The problem:
Copy every line from the records below that holds the word "Deleting".

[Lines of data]
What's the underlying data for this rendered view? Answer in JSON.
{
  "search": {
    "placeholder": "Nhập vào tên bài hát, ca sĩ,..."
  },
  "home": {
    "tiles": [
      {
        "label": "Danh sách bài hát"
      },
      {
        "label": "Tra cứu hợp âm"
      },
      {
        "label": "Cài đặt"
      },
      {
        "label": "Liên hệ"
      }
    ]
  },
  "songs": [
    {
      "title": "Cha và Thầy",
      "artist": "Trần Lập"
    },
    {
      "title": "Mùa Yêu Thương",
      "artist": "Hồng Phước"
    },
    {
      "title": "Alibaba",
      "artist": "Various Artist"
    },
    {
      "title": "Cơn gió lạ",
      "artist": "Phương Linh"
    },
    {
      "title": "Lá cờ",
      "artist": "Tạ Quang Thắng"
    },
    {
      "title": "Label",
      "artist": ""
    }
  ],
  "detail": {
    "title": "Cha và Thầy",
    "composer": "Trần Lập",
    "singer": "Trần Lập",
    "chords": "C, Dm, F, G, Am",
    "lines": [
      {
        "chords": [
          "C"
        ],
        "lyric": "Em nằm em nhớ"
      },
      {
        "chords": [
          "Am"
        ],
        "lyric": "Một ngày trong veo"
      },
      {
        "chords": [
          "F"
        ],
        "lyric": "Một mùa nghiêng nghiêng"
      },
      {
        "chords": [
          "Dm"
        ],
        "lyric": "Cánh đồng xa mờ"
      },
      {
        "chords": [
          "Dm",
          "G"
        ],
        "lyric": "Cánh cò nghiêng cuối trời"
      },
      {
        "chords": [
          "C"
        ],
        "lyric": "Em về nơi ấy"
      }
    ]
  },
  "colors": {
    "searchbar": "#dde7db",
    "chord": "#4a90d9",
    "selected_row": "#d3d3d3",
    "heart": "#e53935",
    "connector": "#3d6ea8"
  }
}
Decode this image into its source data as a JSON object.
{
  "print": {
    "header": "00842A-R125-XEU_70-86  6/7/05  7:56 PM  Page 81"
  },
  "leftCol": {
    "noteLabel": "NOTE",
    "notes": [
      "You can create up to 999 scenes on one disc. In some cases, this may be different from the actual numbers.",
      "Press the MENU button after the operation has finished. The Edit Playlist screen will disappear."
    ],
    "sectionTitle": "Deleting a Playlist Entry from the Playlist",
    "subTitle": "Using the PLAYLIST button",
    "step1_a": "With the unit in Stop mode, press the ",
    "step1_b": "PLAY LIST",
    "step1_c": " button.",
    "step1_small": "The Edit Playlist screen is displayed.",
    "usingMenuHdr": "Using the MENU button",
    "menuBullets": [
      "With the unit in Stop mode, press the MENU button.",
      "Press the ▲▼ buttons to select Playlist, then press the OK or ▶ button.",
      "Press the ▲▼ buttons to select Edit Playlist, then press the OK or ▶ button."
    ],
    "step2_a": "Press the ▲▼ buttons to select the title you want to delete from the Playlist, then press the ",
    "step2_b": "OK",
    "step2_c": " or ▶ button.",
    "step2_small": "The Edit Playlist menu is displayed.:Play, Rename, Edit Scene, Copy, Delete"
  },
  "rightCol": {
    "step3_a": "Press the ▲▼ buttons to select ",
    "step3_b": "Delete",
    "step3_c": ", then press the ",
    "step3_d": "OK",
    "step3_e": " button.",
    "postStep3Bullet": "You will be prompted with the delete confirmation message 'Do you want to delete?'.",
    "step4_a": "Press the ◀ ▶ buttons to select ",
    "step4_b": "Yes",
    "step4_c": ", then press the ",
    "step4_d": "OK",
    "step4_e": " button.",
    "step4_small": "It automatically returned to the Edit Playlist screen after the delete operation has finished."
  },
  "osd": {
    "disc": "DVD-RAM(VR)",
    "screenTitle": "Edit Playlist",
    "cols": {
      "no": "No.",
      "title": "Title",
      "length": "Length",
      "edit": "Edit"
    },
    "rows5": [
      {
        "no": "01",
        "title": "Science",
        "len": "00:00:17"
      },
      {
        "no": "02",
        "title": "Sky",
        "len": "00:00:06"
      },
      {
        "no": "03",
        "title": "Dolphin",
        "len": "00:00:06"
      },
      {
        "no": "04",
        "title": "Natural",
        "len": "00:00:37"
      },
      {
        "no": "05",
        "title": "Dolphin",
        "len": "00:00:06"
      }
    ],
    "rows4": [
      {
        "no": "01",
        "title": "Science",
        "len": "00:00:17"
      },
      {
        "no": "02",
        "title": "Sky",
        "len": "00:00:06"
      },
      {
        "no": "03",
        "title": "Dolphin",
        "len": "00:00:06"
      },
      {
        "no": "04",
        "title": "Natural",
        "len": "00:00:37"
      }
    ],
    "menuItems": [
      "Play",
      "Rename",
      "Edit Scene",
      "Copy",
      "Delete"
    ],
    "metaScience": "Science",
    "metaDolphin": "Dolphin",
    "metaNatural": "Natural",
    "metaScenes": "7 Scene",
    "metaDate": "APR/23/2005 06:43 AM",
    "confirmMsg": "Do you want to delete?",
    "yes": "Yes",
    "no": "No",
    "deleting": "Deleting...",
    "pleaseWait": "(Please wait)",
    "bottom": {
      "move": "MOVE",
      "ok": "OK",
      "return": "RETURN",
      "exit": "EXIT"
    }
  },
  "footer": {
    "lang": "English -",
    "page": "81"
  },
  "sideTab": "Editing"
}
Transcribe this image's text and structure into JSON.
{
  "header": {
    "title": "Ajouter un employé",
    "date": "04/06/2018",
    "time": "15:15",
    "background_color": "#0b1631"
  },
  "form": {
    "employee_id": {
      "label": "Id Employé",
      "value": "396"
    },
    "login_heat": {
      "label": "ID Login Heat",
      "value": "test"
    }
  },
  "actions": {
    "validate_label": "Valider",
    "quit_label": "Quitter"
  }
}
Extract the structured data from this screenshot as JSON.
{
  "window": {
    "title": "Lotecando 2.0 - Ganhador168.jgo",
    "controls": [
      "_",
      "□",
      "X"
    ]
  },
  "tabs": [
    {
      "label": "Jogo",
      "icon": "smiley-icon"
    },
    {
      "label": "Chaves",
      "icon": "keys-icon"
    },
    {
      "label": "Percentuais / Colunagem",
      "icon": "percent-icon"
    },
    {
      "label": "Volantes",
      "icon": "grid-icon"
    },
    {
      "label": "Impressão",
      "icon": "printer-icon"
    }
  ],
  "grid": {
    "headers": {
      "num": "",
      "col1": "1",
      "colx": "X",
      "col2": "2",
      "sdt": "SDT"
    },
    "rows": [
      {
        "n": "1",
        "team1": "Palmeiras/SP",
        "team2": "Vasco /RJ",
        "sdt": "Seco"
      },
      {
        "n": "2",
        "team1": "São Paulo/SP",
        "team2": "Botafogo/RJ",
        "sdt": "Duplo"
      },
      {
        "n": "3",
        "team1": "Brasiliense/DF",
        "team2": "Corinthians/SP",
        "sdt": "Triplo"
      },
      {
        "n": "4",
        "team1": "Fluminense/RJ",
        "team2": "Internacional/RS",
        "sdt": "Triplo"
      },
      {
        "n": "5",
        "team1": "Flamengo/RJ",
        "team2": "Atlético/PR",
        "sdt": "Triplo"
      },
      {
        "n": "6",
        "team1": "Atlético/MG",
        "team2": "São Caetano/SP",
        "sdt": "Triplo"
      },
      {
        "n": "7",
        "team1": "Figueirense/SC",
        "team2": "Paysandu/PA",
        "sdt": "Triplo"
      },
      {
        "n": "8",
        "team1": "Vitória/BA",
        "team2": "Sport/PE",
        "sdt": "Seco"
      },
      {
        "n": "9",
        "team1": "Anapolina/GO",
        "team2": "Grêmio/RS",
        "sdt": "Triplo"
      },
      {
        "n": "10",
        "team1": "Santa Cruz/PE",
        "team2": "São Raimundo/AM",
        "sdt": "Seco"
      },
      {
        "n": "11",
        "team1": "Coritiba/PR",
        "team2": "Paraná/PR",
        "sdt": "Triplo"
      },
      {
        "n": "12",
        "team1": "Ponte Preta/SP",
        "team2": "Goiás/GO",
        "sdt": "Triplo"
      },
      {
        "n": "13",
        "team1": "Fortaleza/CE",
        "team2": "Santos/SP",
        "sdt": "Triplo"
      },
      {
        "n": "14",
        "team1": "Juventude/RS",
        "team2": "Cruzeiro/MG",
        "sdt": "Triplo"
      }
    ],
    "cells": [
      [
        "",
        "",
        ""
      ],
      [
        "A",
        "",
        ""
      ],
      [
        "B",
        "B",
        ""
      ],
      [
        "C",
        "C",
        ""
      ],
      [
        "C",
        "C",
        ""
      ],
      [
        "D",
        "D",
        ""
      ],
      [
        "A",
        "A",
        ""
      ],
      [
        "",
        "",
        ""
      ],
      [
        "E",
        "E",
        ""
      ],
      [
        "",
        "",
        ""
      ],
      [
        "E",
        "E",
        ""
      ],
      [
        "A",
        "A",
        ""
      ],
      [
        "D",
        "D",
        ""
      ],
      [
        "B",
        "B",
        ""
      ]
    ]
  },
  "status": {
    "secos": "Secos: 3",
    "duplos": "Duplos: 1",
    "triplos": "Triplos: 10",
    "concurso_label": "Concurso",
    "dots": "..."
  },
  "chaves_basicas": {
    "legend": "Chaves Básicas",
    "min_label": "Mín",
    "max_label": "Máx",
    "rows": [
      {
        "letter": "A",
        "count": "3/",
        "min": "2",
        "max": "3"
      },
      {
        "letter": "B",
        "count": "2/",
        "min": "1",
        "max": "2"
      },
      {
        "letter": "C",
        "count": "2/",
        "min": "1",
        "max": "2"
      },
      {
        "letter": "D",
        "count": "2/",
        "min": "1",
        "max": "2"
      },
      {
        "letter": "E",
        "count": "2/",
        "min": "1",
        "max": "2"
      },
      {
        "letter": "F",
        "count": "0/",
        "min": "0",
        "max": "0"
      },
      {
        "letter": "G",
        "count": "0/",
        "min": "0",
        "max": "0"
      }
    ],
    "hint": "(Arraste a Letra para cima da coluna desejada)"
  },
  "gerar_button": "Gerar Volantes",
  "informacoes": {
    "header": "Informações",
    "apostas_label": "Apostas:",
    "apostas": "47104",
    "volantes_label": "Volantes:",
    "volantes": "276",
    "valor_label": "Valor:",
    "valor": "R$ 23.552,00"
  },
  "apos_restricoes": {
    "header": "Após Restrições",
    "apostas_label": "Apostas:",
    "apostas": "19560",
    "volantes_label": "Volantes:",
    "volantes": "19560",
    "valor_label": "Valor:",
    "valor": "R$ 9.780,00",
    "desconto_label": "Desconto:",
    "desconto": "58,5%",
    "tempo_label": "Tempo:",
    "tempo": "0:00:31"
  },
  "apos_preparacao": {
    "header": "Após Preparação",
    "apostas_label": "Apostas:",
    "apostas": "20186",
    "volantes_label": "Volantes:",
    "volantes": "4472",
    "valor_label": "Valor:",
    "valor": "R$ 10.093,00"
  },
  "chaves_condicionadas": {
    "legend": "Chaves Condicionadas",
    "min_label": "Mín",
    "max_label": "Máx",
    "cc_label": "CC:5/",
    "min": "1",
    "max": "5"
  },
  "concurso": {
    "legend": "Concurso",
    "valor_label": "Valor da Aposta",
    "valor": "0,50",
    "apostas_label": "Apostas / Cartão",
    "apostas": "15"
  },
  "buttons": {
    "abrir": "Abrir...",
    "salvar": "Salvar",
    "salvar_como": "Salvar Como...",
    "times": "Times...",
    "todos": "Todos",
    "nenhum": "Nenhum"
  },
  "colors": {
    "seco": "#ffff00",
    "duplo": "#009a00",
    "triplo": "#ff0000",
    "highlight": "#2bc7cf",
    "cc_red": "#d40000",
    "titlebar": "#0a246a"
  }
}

Answer to the task:
    "sectionTitle": "Deleting a Playlist Entry from the Playlist",
    "deleting": "Deleting...",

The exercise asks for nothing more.